**EXERCISE TASK**
Report every line in the listing below where the string "Новосибирской" shows up.

**DATA SHOWN**

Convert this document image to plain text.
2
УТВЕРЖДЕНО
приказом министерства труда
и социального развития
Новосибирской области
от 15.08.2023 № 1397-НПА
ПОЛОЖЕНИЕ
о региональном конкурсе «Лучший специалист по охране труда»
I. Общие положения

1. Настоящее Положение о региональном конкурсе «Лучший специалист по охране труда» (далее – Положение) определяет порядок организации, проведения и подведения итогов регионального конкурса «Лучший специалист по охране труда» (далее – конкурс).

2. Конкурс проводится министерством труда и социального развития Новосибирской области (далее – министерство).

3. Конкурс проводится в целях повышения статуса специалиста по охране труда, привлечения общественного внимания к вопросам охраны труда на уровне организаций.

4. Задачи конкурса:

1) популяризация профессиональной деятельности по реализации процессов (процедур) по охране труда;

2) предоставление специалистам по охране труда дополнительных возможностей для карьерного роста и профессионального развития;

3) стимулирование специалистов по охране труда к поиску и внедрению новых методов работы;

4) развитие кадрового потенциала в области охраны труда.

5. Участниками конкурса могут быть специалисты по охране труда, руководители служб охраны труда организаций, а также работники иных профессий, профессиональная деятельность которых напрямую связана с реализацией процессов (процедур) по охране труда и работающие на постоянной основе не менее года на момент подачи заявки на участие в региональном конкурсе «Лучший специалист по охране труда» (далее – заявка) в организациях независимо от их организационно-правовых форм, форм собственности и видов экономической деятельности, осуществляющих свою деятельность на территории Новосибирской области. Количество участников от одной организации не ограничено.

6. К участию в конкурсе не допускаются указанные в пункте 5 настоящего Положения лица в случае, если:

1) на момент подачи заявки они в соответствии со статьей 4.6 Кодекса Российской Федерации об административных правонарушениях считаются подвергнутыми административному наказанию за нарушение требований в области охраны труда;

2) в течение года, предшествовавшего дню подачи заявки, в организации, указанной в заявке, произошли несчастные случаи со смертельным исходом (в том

**THE SOLUTION**
Новосибирской области
2. Конкурс проводится министерством труда и социального развития Новосибирской области (далее – министерство).
5. Участниками конкурса могут быть специалисты по охране труда, руководители служб охраны труда организаций, а также работники иных профессий, профессиональная деятельность которых напрямую связана с реализацией процессов (процедур) по охране труда и работающие на постоянной основе не менее года на момент подачи заявки на участие в региональном конкурсе «Лучший специалист по охране труда» (далее – заявка) в организациях независимо от их организационно-правовых форм, форм собственности и видов экономической деятельности, осуществляющих свою деятельность на территории Новосибирской области. Количество участников от одной организации не ограничено.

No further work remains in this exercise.